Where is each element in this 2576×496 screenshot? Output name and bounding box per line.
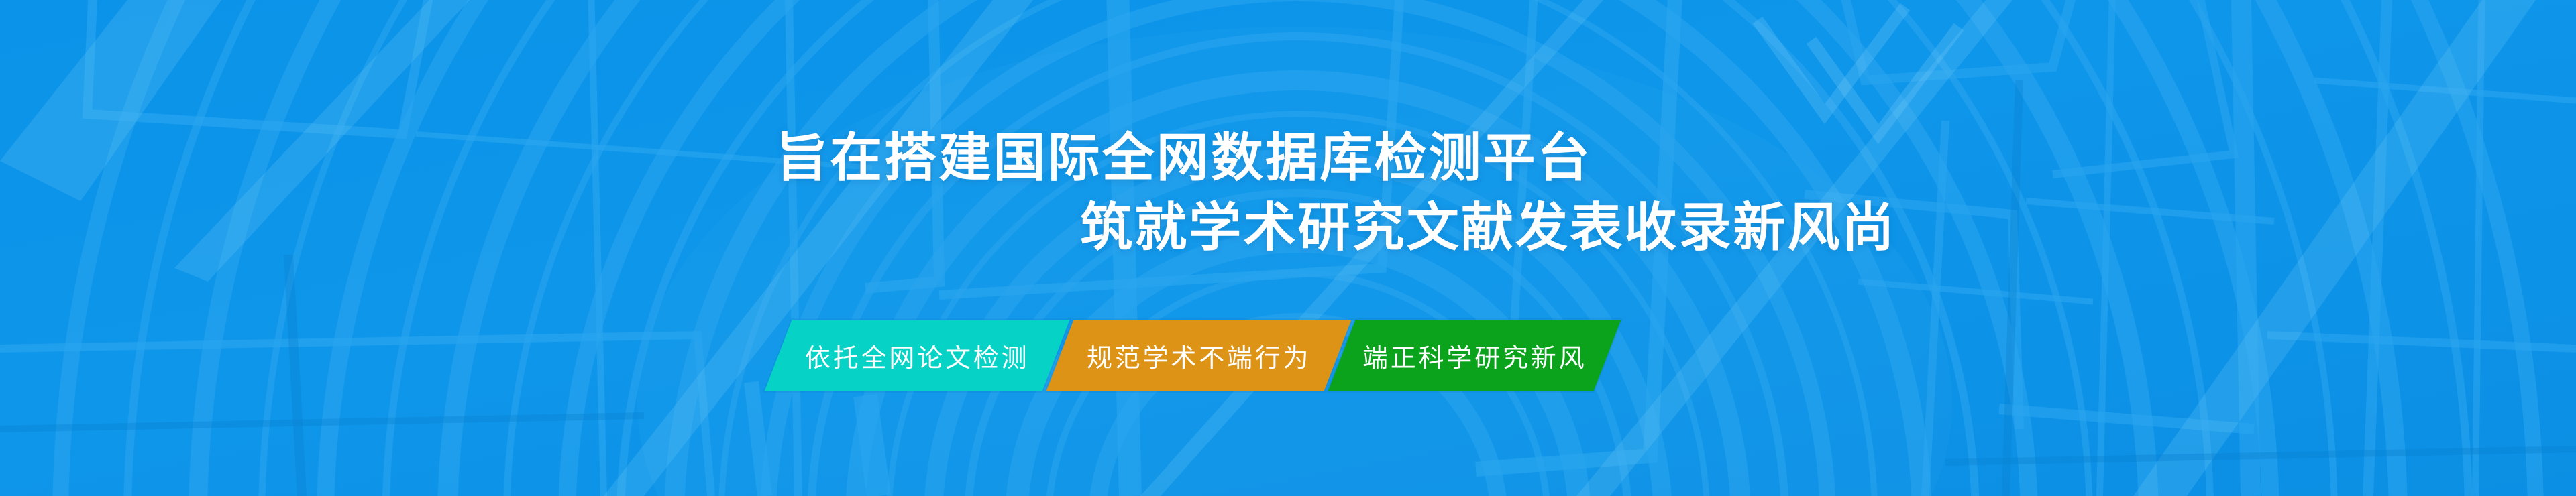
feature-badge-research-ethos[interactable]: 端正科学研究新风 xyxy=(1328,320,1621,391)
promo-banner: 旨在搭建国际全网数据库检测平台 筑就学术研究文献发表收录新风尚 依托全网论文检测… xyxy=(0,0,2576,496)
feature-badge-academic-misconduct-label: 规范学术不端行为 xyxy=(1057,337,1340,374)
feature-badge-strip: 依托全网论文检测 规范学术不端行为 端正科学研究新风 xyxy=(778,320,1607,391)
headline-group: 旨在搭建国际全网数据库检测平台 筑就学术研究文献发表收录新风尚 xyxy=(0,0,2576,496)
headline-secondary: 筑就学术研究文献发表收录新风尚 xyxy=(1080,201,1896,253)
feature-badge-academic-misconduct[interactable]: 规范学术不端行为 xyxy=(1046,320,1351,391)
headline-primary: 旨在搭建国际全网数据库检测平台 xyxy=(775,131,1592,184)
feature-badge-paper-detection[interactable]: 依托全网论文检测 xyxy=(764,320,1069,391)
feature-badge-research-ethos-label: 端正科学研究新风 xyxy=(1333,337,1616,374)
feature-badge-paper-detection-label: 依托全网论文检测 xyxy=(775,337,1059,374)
§
• **EXERCISE REQUIREMENTS**
Copy out the lines above, swapping every "feature-badge" for "promo-chip" and changing nothing else. Leave the picture out.

• **THE REPLY**
Where is each element in this 2576×496 screenshot? Output name and bounding box per line.
promo-chip-research-ethos[interactable]: 端正科学研究新风 xyxy=(1328,320,1621,391)
promo-banner: 旨在搭建国际全网数据库检测平台 筑就学术研究文献发表收录新风尚 依托全网论文检测… xyxy=(0,0,2576,496)
promo-chip-academic-misconduct-label: 规范学术不端行为 xyxy=(1057,337,1340,374)
promo-chip-strip: 依托全网论文检测 规范学术不端行为 端正科学研究新风 xyxy=(778,320,1607,391)
headline-group: 旨在搭建国际全网数据库检测平台 筑就学术研究文献发表收录新风尚 xyxy=(0,0,2576,496)
headline-secondary: 筑就学术研究文献发表收录新风尚 xyxy=(1080,201,1896,253)
promo-chip-academic-misconduct[interactable]: 规范学术不端行为 xyxy=(1046,320,1351,391)
headline-primary: 旨在搭建国际全网数据库检测平台 xyxy=(775,131,1592,184)
promo-chip-paper-detection[interactable]: 依托全网论文检测 xyxy=(764,320,1069,391)
promo-chip-research-ethos-label: 端正科学研究新风 xyxy=(1333,337,1616,374)
promo-chip-paper-detection-label: 依托全网论文检测 xyxy=(775,337,1059,374)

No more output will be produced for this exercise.